* Begin *
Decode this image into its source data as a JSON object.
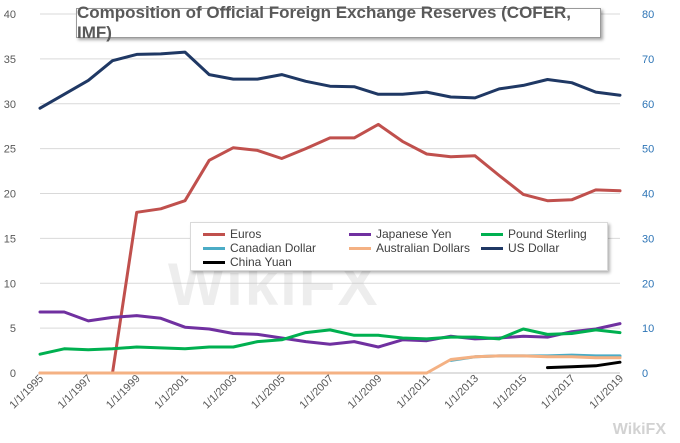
{
  "title": "Composition  of Official Foreign Exchange Reserves (COFER, IMF)",
  "watermark": "WikiFX",
  "chart_data": {
    "type": "line",
    "title": "Composition  of Official Foreign Exchange Reserves (COFER, IMF)",
    "x": [
      "1/1/1995",
      "1/1/1996",
      "1/1/1997",
      "1/1/1998",
      "1/1/1999",
      "1/1/2000",
      "1/1/2001",
      "1/1/2002",
      "1/1/2003",
      "1/1/2004",
      "1/1/2005",
      "1/1/2006",
      "1/1/2007",
      "1/1/2008",
      "1/1/2009",
      "1/1/2010",
      "1/1/2011",
      "1/1/2012",
      "1/1/2013",
      "1/1/2014",
      "1/1/2015",
      "1/1/2016",
      "1/1/2017",
      "1/1/2018",
      "1/1/2019"
    ],
    "x_tick_labels": [
      "1/1/1995",
      "1/1/1997",
      "1/1/1999",
      "1/1/2001",
      "1/1/2003",
      "1/1/2005",
      "1/1/2007",
      "1/1/2009",
      "1/1/2011",
      "1/1/2013",
      "1/1/2015",
      "1/1/2017",
      "1/1/2019"
    ],
    "y_left": {
      "ylim": [
        0,
        40
      ],
      "ticks": [
        0,
        5,
        10,
        15,
        20,
        25,
        30,
        35,
        40
      ]
    },
    "y_right": {
      "ylim": [
        0,
        80
      ],
      "ticks": [
        0,
        10,
        20,
        30,
        40,
        50,
        60,
        70,
        80
      ]
    },
    "series": [
      {
        "name": "Euros",
        "axis": "left",
        "color": "#c0504d",
        "values": [
          0,
          0,
          0,
          0,
          17.9,
          18.3,
          19.2,
          23.7,
          25.1,
          24.8,
          23.9,
          25.0,
          26.2,
          26.2,
          27.7,
          25.8,
          24.4,
          24.1,
          24.2,
          22.0,
          19.9,
          19.2,
          19.3,
          20.4,
          20.3
        ]
      },
      {
        "name": "Japanese Yen",
        "axis": "left",
        "color": "#7030a0",
        "values": [
          6.8,
          6.8,
          5.8,
          6.2,
          6.4,
          6.1,
          5.1,
          4.9,
          4.4,
          4.3,
          3.9,
          3.5,
          3.2,
          3.5,
          2.9,
          3.7,
          3.6,
          4.1,
          3.8,
          3.9,
          4.1,
          4.0,
          4.6,
          4.9,
          5.5
        ]
      },
      {
        "name": "Pound Sterling",
        "axis": "left",
        "color": "#00b050",
        "values": [
          2.1,
          2.7,
          2.6,
          2.7,
          2.9,
          2.8,
          2.7,
          2.9,
          2.9,
          3.5,
          3.7,
          4.5,
          4.8,
          4.2,
          4.2,
          3.9,
          3.8,
          4.0,
          4.0,
          3.8,
          4.9,
          4.3,
          4.4,
          4.8,
          4.5
        ]
      },
      {
        "name": "Canadian Dollar",
        "axis": "left",
        "color": "#4bacc6",
        "values": [
          null,
          null,
          null,
          null,
          null,
          null,
          null,
          null,
          null,
          null,
          null,
          null,
          null,
          null,
          null,
          null,
          null,
          1.4,
          1.8,
          1.9,
          1.9,
          1.9,
          2.0,
          1.9,
          1.9
        ]
      },
      {
        "name": "Australian Dollars",
        "axis": "left",
        "color": "#f4b183",
        "values": [
          0,
          0,
          0,
          0,
          0,
          0,
          0,
          0,
          0,
          0,
          0,
          0,
          0,
          0,
          0,
          0,
          0,
          1.5,
          1.8,
          1.9,
          1.9,
          1.8,
          1.8,
          1.7,
          1.7
        ]
      },
      {
        "name": "US Dollar",
        "axis": "right",
        "color": "#1f3864",
        "values": [
          59.0,
          62.1,
          65.2,
          69.6,
          71.0,
          71.1,
          71.5,
          66.5,
          65.5,
          65.5,
          66.5,
          65.0,
          63.9,
          63.8,
          62.1,
          62.1,
          62.6,
          61.5,
          61.3,
          63.3,
          64.1,
          65.4,
          64.7,
          62.6,
          61.9
        ]
      },
      {
        "name": "China Yuan",
        "axis": "left",
        "color": "#000000",
        "values": [
          null,
          null,
          null,
          null,
          null,
          null,
          null,
          null,
          null,
          null,
          null,
          null,
          null,
          null,
          null,
          null,
          null,
          null,
          null,
          null,
          null,
          0.6,
          0.7,
          0.8,
          1.2
        ]
      }
    ],
    "legend": "inside-center-right",
    "grid": true
  }
}
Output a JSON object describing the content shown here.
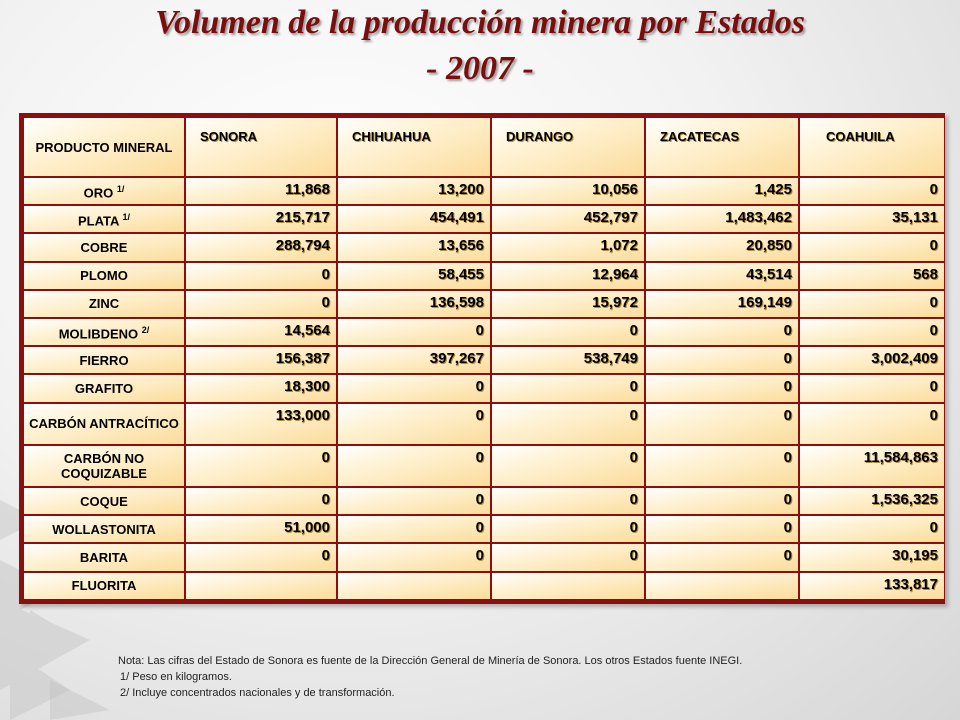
{
  "title": {
    "line1": "Volumen de la producción minera por Estados",
    "line2": "- 2007 -"
  },
  "table": {
    "headers": [
      "PRODUCTO MINERAL",
      "SONORA",
      "CHIHUAHUA",
      "DURANGO",
      "ZACATECAS",
      "COAHUILA"
    ],
    "rows": [
      {
        "mineral": "ORO",
        "sup": "1/",
        "values": [
          "11,868",
          "13,200",
          "10,056",
          "1,425",
          "0"
        ]
      },
      {
        "mineral": "PLATA",
        "sup": "1/",
        "values": [
          "215,717",
          "454,491",
          "452,797",
          "1,483,462",
          "35,131"
        ]
      },
      {
        "mineral": "COBRE",
        "sup": "",
        "values": [
          "288,794",
          "13,656",
          "1,072",
          "20,850",
          "0"
        ]
      },
      {
        "mineral": "PLOMO",
        "sup": "",
        "values": [
          "0",
          "58,455",
          "12,964",
          "43,514",
          "568"
        ]
      },
      {
        "mineral": "ZINC",
        "sup": "",
        "values": [
          "0",
          "136,598",
          "15,972",
          "169,149",
          "0"
        ]
      },
      {
        "mineral": "MOLIBDENO",
        "sup": "2/",
        "values": [
          "14,564",
          "0",
          "0",
          "0",
          "0"
        ]
      },
      {
        "mineral": "FIERRO",
        "sup": "",
        "values": [
          "156,387",
          "397,267",
          "538,749",
          "0",
          "3,002,409"
        ]
      },
      {
        "mineral": "GRAFITO",
        "sup": "",
        "values": [
          "18,300",
          "0",
          "0",
          "0",
          "0"
        ]
      },
      {
        "mineral": "CARBÓN ANTRACÍTICO",
        "sup": "",
        "values": [
          "133,000",
          "0",
          "0",
          "0",
          "0"
        ]
      },
      {
        "mineral": "CARBÓN NO COQUIZABLE",
        "sup": "",
        "values": [
          "0",
          "0",
          "0",
          "0",
          "11,584,863"
        ]
      },
      {
        "mineral": "COQUE",
        "sup": "",
        "values": [
          "0",
          "0",
          "0",
          "0",
          "1,536,325"
        ]
      },
      {
        "mineral": "WOLLASTONITA",
        "sup": "",
        "values": [
          "51,000",
          "0",
          "0",
          "0",
          "0"
        ]
      },
      {
        "mineral": "BARITA",
        "sup": "",
        "values": [
          "0",
          "0",
          "0",
          "0",
          "30,195"
        ]
      },
      {
        "mineral": "FLUORITA",
        "sup": "",
        "values": [
          "",
          "",
          "",
          "",
          "133,817"
        ]
      }
    ]
  },
  "notes": {
    "main": "Nota: Las cifras del Estado de Sonora es fuente de la Dirección General  de Minería  de Sonora. Los otros Estados fuente INEGI.",
    "n1": "1/   Peso en kilogramos.",
    "n2": "2/   Incluye  concentrados nacionales y de transformación."
  }
}
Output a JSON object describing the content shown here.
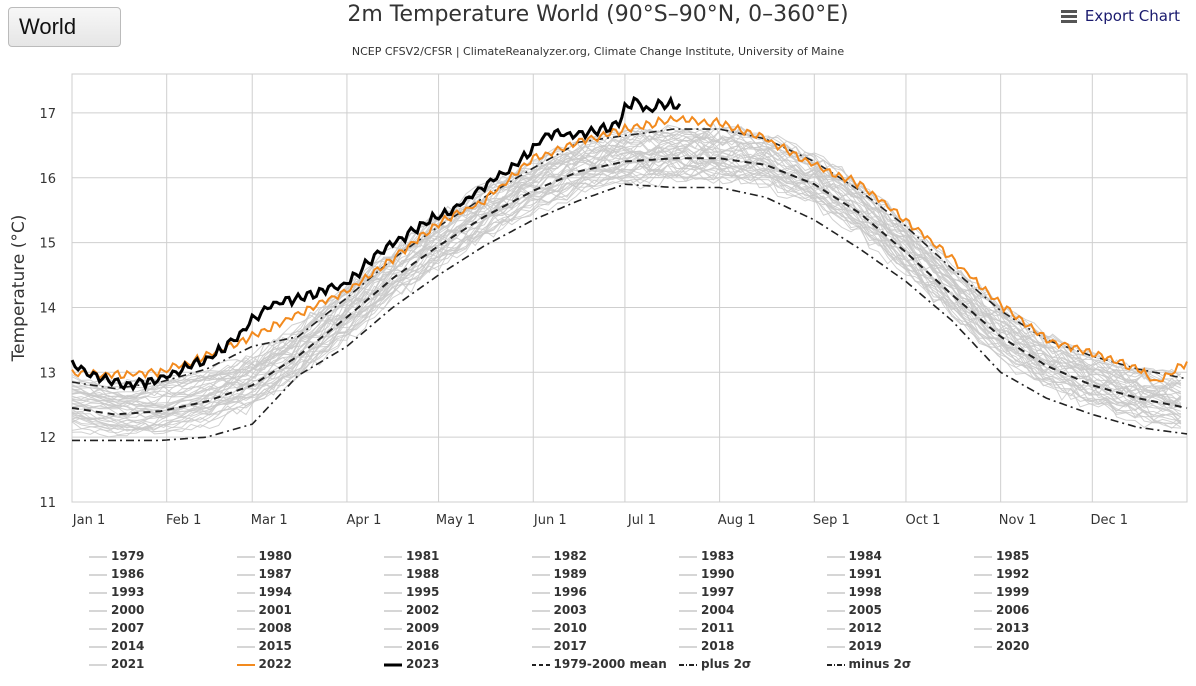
{
  "region_selector": {
    "value": "World"
  },
  "title": "2m Temperature World (90°S–90°N, 0–360°E)",
  "subtitle": "NCEP CFSV2/CFSR | ClimateReanalyzer.org, Climate Change Institute, University of Maine",
  "export_label": "Export Chart",
  "colors": {
    "other_years": "#c9c9c9",
    "y2022": "#f28a1e",
    "y2023": "#000000",
    "dashed": "#222222",
    "grid": "#cfcfcf"
  },
  "chart_data": {
    "type": "line",
    "title": "2m Temperature World (90°S–90°N, 0–360°E)",
    "ylabel": "Temperature (°C)",
    "xlabel": "",
    "ylim": [
      11,
      17.6
    ],
    "xlim_days": [
      1,
      366
    ],
    "y_ticks": [
      11,
      12,
      13,
      14,
      15,
      16,
      17
    ],
    "x_ticks": [
      {
        "label": "Jan 1",
        "day": 1
      },
      {
        "label": "Feb 1",
        "day": 32
      },
      {
        "label": "Mar 1",
        "day": 60
      },
      {
        "label": "Apr 1",
        "day": 91
      },
      {
        "label": "May 1",
        "day": 121
      },
      {
        "label": "Jun 1",
        "day": 152
      },
      {
        "label": "Jul 1",
        "day": 182
      },
      {
        "label": "Aug 1",
        "day": 213
      },
      {
        "label": "Sep 1",
        "day": 244
      },
      {
        "label": "Oct 1",
        "day": 274
      },
      {
        "label": "Nov 1",
        "day": 305
      },
      {
        "label": "Dec 1",
        "day": 335
      }
    ],
    "grid": true,
    "series": [
      {
        "name": "1979-2000 mean",
        "style": "dashed",
        "x": [
          1,
          15,
          30,
          45,
          60,
          75,
          91,
          106,
          121,
          136,
          152,
          167,
          182,
          198,
          213,
          228,
          244,
          259,
          274,
          289,
          305,
          320,
          335,
          350,
          366
        ],
        "values": [
          12.45,
          12.35,
          12.4,
          12.55,
          12.8,
          13.25,
          13.85,
          14.45,
          14.95,
          15.4,
          15.8,
          16.1,
          16.25,
          16.3,
          16.3,
          16.2,
          15.9,
          15.45,
          14.85,
          14.2,
          13.55,
          13.1,
          12.8,
          12.6,
          12.45
        ]
      },
      {
        "name": "plus 2σ",
        "style": "dashdot",
        "x": [
          1,
          15,
          30,
          45,
          60,
          75,
          91,
          106,
          121,
          136,
          152,
          167,
          182,
          198,
          213,
          228,
          244,
          259,
          274,
          289,
          305,
          320,
          335,
          350,
          366
        ],
        "values": [
          12.85,
          12.75,
          12.85,
          13.05,
          13.4,
          13.55,
          14.15,
          14.75,
          15.25,
          15.7,
          16.15,
          16.55,
          16.65,
          16.75,
          16.75,
          16.6,
          16.25,
          15.8,
          15.25,
          14.6,
          13.95,
          13.5,
          13.25,
          13.05,
          12.9
        ]
      },
      {
        "name": "minus 2σ",
        "style": "dashdot",
        "x": [
          1,
          15,
          30,
          45,
          60,
          75,
          91,
          106,
          121,
          136,
          152,
          167,
          182,
          198,
          213,
          228,
          244,
          259,
          274,
          289,
          305,
          320,
          335,
          350,
          366
        ],
        "values": [
          11.95,
          11.95,
          11.95,
          12.0,
          12.2,
          12.95,
          13.4,
          14.0,
          14.5,
          14.95,
          15.35,
          15.65,
          15.9,
          15.85,
          15.85,
          15.7,
          15.35,
          14.9,
          14.4,
          13.8,
          13.0,
          12.6,
          12.35,
          12.15,
          12.05
        ]
      },
      {
        "name": "2022",
        "style": "solid",
        "x": [
          1,
          15,
          30,
          45,
          60,
          75,
          91,
          106,
          121,
          136,
          152,
          167,
          182,
          198,
          213,
          228,
          244,
          259,
          274,
          289,
          305,
          320,
          335,
          350,
          356,
          366
        ],
        "values": [
          13.0,
          12.95,
          13.0,
          13.25,
          13.55,
          13.9,
          14.25,
          14.75,
          15.3,
          15.65,
          16.3,
          16.55,
          16.75,
          16.9,
          16.85,
          16.6,
          16.2,
          15.9,
          15.35,
          14.75,
          14.05,
          13.5,
          13.3,
          13.05,
          12.85,
          13.15
        ]
      },
      {
        "name": "2023",
        "style": "bold",
        "x": [
          1,
          5,
          10,
          15,
          20,
          25,
          30,
          35,
          40,
          45,
          50,
          55,
          60,
          65,
          70,
          75,
          80,
          85,
          90,
          95,
          100,
          105,
          110,
          115,
          120,
          125,
          130,
          135,
          140,
          145,
          150,
          155,
          160,
          165,
          170,
          175,
          180,
          182,
          185,
          190,
          195,
          200
        ],
        "values": [
          13.15,
          13.0,
          12.9,
          12.85,
          12.8,
          12.85,
          12.9,
          13.0,
          13.1,
          13.2,
          13.35,
          13.55,
          13.8,
          14.0,
          14.1,
          14.15,
          14.2,
          14.3,
          14.35,
          14.55,
          14.8,
          14.95,
          15.1,
          15.25,
          15.4,
          15.5,
          15.65,
          15.85,
          16.0,
          16.15,
          16.35,
          16.6,
          16.7,
          16.65,
          16.7,
          16.75,
          16.85,
          17.05,
          17.2,
          17.05,
          17.15,
          17.1
        ]
      }
    ],
    "other_years_note": "Each year 1979–2021 drawn as thin light-grey line",
    "legend": [
      "1979",
      "1980",
      "1981",
      "1982",
      "1983",
      "1984",
      "1985",
      "1986",
      "1987",
      "1988",
      "1989",
      "1990",
      "1991",
      "1992",
      "1993",
      "1994",
      "1995",
      "1996",
      "1997",
      "1998",
      "1999",
      "2000",
      "2001",
      "2002",
      "2003",
      "2004",
      "2005",
      "2006",
      "2007",
      "2008",
      "2009",
      "2010",
      "2011",
      "2012",
      "2013",
      "2014",
      "2015",
      "2016",
      "2017",
      "2018",
      "2019",
      "2020",
      "2021",
      "2022",
      "2023",
      "1979-2000 mean",
      "plus 2σ",
      "minus 2σ"
    ]
  }
}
* End *
Directions
From the listing above, copy out each line where the word "Composition" appears.

Worked answer
  "title": "Composition  of Official Foreign Exchange Reserves (COFER, IMF)",
    "title": "Composition  of Official Foreign Exchange Reserves (COFER, IMF)",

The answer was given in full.